[BEGIN SOURCE RECORDS]
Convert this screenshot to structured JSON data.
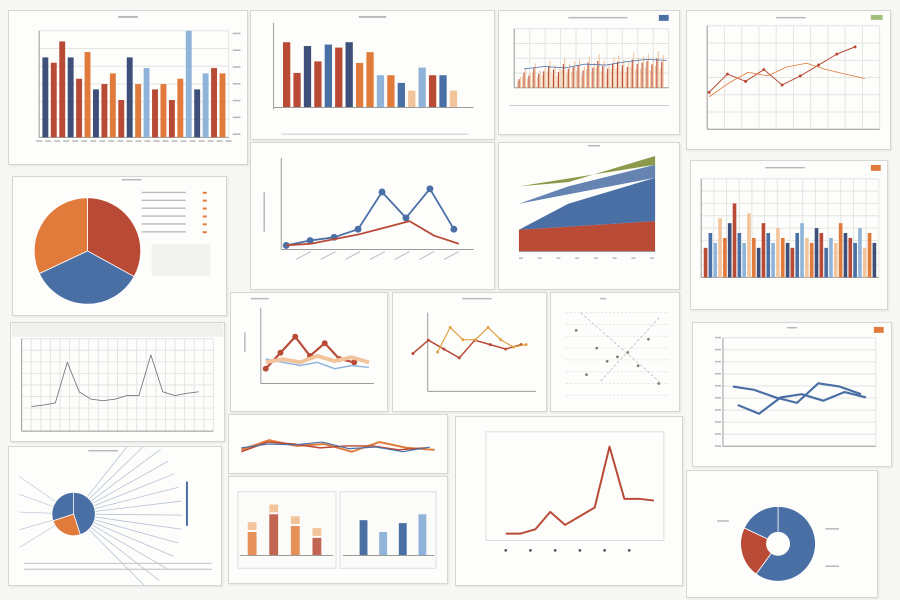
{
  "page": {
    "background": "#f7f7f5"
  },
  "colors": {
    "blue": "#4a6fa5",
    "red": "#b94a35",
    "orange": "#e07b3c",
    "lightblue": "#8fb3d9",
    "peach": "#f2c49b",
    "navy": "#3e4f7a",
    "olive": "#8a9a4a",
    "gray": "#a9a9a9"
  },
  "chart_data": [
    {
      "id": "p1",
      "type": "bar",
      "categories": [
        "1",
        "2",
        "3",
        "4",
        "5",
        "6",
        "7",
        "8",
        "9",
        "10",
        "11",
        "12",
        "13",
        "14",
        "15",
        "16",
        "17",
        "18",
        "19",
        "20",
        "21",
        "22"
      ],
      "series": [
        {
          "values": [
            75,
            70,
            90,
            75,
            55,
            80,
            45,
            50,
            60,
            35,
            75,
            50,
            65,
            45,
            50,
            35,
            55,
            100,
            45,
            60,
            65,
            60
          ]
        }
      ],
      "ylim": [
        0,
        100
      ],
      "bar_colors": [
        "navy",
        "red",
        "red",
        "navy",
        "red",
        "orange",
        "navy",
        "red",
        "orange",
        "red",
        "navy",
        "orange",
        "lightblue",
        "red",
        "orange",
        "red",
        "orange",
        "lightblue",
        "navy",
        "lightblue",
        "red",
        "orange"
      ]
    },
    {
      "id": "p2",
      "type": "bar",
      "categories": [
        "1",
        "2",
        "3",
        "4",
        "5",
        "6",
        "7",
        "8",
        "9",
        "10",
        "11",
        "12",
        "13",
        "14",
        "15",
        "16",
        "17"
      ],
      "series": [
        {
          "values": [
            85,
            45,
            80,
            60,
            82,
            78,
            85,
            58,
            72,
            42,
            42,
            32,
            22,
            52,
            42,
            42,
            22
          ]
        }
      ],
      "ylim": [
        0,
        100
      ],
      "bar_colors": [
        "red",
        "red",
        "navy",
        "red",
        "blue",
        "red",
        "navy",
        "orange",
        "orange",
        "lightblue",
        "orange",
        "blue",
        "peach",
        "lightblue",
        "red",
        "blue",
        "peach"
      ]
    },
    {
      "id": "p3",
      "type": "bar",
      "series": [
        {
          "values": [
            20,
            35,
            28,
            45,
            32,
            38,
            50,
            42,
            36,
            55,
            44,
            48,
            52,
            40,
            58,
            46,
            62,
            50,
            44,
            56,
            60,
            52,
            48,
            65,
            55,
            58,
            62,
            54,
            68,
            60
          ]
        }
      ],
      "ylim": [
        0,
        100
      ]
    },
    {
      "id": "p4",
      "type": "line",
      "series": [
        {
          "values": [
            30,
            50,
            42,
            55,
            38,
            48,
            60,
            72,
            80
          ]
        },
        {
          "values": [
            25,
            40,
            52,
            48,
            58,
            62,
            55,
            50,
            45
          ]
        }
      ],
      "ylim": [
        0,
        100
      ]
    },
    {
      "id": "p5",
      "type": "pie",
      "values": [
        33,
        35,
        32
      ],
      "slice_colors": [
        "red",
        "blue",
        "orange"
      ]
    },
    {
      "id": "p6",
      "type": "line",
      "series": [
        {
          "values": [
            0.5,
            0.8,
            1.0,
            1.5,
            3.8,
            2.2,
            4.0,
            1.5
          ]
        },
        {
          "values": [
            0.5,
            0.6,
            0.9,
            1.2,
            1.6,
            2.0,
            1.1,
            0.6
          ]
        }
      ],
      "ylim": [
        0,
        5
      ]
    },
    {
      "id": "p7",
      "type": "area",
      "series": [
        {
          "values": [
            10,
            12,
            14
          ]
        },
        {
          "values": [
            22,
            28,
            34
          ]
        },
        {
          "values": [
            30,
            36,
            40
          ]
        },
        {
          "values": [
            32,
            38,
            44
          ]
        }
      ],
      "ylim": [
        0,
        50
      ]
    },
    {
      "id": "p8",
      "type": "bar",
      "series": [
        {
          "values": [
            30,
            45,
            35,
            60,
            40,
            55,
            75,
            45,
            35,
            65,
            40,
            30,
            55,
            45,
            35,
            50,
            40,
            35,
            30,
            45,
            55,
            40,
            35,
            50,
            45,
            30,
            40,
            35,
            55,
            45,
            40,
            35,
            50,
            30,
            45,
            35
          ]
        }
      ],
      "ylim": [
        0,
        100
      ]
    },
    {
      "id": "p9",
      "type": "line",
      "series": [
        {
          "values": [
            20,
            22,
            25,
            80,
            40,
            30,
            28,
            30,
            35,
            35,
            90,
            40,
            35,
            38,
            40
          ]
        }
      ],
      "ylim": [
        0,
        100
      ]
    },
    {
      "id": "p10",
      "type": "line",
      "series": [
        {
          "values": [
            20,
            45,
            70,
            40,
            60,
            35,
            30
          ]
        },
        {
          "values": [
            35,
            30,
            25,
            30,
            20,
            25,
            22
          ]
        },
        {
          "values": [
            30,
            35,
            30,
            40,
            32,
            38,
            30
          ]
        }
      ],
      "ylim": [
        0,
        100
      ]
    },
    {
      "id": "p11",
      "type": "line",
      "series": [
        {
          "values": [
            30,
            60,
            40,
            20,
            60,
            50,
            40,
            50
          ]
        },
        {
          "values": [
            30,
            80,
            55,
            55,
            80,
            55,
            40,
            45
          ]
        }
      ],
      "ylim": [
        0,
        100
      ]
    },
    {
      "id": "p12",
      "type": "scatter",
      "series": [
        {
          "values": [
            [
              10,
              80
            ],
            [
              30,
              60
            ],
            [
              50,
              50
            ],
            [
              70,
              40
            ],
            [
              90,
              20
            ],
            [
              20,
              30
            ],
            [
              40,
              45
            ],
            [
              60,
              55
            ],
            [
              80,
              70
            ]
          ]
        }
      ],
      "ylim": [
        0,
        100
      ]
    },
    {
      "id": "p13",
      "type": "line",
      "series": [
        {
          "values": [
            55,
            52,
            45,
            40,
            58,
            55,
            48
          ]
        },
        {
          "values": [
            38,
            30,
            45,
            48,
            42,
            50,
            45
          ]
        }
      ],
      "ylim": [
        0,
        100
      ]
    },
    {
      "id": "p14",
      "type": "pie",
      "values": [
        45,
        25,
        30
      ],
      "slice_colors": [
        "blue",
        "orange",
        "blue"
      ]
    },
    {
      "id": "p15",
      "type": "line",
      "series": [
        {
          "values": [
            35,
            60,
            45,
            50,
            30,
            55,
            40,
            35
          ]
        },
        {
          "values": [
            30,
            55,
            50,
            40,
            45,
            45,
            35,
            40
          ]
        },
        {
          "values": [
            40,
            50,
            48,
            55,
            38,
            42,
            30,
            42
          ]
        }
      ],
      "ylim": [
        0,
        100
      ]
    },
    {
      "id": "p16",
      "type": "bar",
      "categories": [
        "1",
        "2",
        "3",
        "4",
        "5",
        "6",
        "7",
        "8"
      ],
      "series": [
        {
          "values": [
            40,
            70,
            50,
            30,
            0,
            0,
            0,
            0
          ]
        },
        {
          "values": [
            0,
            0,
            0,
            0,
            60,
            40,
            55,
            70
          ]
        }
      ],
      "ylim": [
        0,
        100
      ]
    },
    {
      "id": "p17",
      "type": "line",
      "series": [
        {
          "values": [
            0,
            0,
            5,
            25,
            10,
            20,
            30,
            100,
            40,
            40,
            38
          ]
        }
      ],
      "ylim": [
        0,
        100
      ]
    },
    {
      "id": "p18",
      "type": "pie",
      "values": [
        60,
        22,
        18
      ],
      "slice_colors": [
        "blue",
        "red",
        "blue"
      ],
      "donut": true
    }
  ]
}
[END SOURCE RECORDS]
Omit pictures; set down the rest of the material word for word.

Convert this screenshot to structured JSON data.
{
  "page": {
    "background": "#f7f7f5"
  },
  "colors": {
    "blue": "#4a6fa5",
    "red": "#b94a35",
    "orange": "#e07b3c",
    "lightblue": "#8fb3d9",
    "peach": "#f2c49b",
    "navy": "#3e4f7a",
    "olive": "#8a9a4a",
    "gray": "#a9a9a9"
  },
  "chart_data": [
    {
      "id": "p1",
      "type": "bar",
      "categories": [
        "1",
        "2",
        "3",
        "4",
        "5",
        "6",
        "7",
        "8",
        "9",
        "10",
        "11",
        "12",
        "13",
        "14",
        "15",
        "16",
        "17",
        "18",
        "19",
        "20",
        "21",
        "22"
      ],
      "series": [
        {
          "values": [
            75,
            70,
            90,
            75,
            55,
            80,
            45,
            50,
            60,
            35,
            75,
            50,
            65,
            45,
            50,
            35,
            55,
            100,
            45,
            60,
            65,
            60
          ]
        }
      ],
      "ylim": [
        0,
        100
      ],
      "bar_colors": [
        "navy",
        "red",
        "red",
        "navy",
        "red",
        "orange",
        "navy",
        "red",
        "orange",
        "red",
        "navy",
        "orange",
        "lightblue",
        "red",
        "orange",
        "red",
        "orange",
        "lightblue",
        "navy",
        "lightblue",
        "red",
        "orange"
      ]
    },
    {
      "id": "p2",
      "type": "bar",
      "categories": [
        "1",
        "2",
        "3",
        "4",
        "5",
        "6",
        "7",
        "8",
        "9",
        "10",
        "11",
        "12",
        "13",
        "14",
        "15",
        "16",
        "17"
      ],
      "series": [
        {
          "values": [
            85,
            45,
            80,
            60,
            82,
            78,
            85,
            58,
            72,
            42,
            42,
            32,
            22,
            52,
            42,
            42,
            22
          ]
        }
      ],
      "ylim": [
        0,
        100
      ],
      "bar_colors": [
        "red",
        "red",
        "navy",
        "red",
        "blue",
        "red",
        "navy",
        "orange",
        "orange",
        "lightblue",
        "orange",
        "blue",
        "peach",
        "lightblue",
        "red",
        "blue",
        "peach"
      ]
    },
    {
      "id": "p3",
      "type": "bar",
      "series": [
        {
          "values": [
            20,
            35,
            28,
            45,
            32,
            38,
            50,
            42,
            36,
            55,
            44,
            48,
            52,
            40,
            58,
            46,
            62,
            50,
            44,
            56,
            60,
            52,
            48,
            65,
            55,
            58,
            62,
            54,
            68,
            60
          ]
        }
      ],
      "ylim": [
        0,
        100
      ]
    },
    {
      "id": "p4",
      "type": "line",
      "series": [
        {
          "values": [
            30,
            50,
            42,
            55,
            38,
            48,
            60,
            72,
            80
          ]
        },
        {
          "values": [
            25,
            40,
            52,
            48,
            58,
            62,
            55,
            50,
            45
          ]
        }
      ],
      "ylim": [
        0,
        100
      ]
    },
    {
      "id": "p5",
      "type": "pie",
      "values": [
        33,
        35,
        32
      ],
      "slice_colors": [
        "red",
        "blue",
        "orange"
      ]
    },
    {
      "id": "p6",
      "type": "line",
      "series": [
        {
          "values": [
            0.5,
            0.8,
            1.0,
            1.5,
            3.8,
            2.2,
            4.0,
            1.5
          ]
        },
        {
          "values": [
            0.5,
            0.6,
            0.9,
            1.2,
            1.6,
            2.0,
            1.1,
            0.6
          ]
        }
      ],
      "ylim": [
        0,
        5
      ]
    },
    {
      "id": "p7",
      "type": "area",
      "series": [
        {
          "values": [
            10,
            12,
            14
          ]
        },
        {
          "values": [
            22,
            28,
            34
          ]
        },
        {
          "values": [
            30,
            36,
            40
          ]
        },
        {
          "values": [
            32,
            38,
            44
          ]
        }
      ],
      "ylim": [
        0,
        50
      ]
    },
    {
      "id": "p8",
      "type": "bar",
      "series": [
        {
          "values": [
            30,
            45,
            35,
            60,
            40,
            55,
            75,
            45,
            35,
            65,
            40,
            30,
            55,
            45,
            35,
            50,
            40,
            35,
            30,
            45,
            55,
            40,
            35,
            50,
            45,
            30,
            40,
            35,
            55,
            45,
            40,
            35,
            50,
            30,
            45,
            35
          ]
        }
      ],
      "ylim": [
        0,
        100
      ]
    },
    {
      "id": "p9",
      "type": "line",
      "series": [
        {
          "values": [
            20,
            22,
            25,
            80,
            40,
            30,
            28,
            30,
            35,
            35,
            90,
            40,
            35,
            38,
            40
          ]
        }
      ],
      "ylim": [
        0,
        100
      ]
    },
    {
      "id": "p10",
      "type": "line",
      "series": [
        {
          "values": [
            20,
            45,
            70,
            40,
            60,
            35,
            30
          ]
        },
        {
          "values": [
            35,
            30,
            25,
            30,
            20,
            25,
            22
          ]
        },
        {
          "values": [
            30,
            35,
            30,
            40,
            32,
            38,
            30
          ]
        }
      ],
      "ylim": [
        0,
        100
      ]
    },
    {
      "id": "p11",
      "type": "line",
      "series": [
        {
          "values": [
            30,
            60,
            40,
            20,
            60,
            50,
            40,
            50
          ]
        },
        {
          "values": [
            30,
            80,
            55,
            55,
            80,
            55,
            40,
            45
          ]
        }
      ],
      "ylim": [
        0,
        100
      ]
    },
    {
      "id": "p12",
      "type": "scatter",
      "series": [
        {
          "values": [
            [
              10,
              80
            ],
            [
              30,
              60
            ],
            [
              50,
              50
            ],
            [
              70,
              40
            ],
            [
              90,
              20
            ],
            [
              20,
              30
            ],
            [
              40,
              45
            ],
            [
              60,
              55
            ],
            [
              80,
              70
            ]
          ]
        }
      ],
      "ylim": [
        0,
        100
      ]
    },
    {
      "id": "p13",
      "type": "line",
      "series": [
        {
          "values": [
            55,
            52,
            45,
            40,
            58,
            55,
            48
          ]
        },
        {
          "values": [
            38,
            30,
            45,
            48,
            42,
            50,
            45
          ]
        }
      ],
      "ylim": [
        0,
        100
      ]
    },
    {
      "id": "p14",
      "type": "pie",
      "values": [
        45,
        25,
        30
      ],
      "slice_colors": [
        "blue",
        "orange",
        "blue"
      ]
    },
    {
      "id": "p15",
      "type": "line",
      "series": [
        {
          "values": [
            35,
            60,
            45,
            50,
            30,
            55,
            40,
            35
          ]
        },
        {
          "values": [
            30,
            55,
            50,
            40,
            45,
            45,
            35,
            40
          ]
        },
        {
          "values": [
            40,
            50,
            48,
            55,
            38,
            42,
            30,
            42
          ]
        }
      ],
      "ylim": [
        0,
        100
      ]
    },
    {
      "id": "p16",
      "type": "bar",
      "categories": [
        "1",
        "2",
        "3",
        "4",
        "5",
        "6",
        "7",
        "8"
      ],
      "series": [
        {
          "values": [
            40,
            70,
            50,
            30,
            0,
            0,
            0,
            0
          ]
        },
        {
          "values": [
            0,
            0,
            0,
            0,
            60,
            40,
            55,
            70
          ]
        }
      ],
      "ylim": [
        0,
        100
      ]
    },
    {
      "id": "p17",
      "type": "line",
      "series": [
        {
          "values": [
            0,
            0,
            5,
            25,
            10,
            20,
            30,
            100,
            40,
            40,
            38
          ]
        }
      ],
      "ylim": [
        0,
        100
      ]
    },
    {
      "id": "p18",
      "type": "pie",
      "values": [
        60,
        22,
        18
      ],
      "slice_colors": [
        "blue",
        "red",
        "blue"
      ],
      "donut": true
    }
  ]
}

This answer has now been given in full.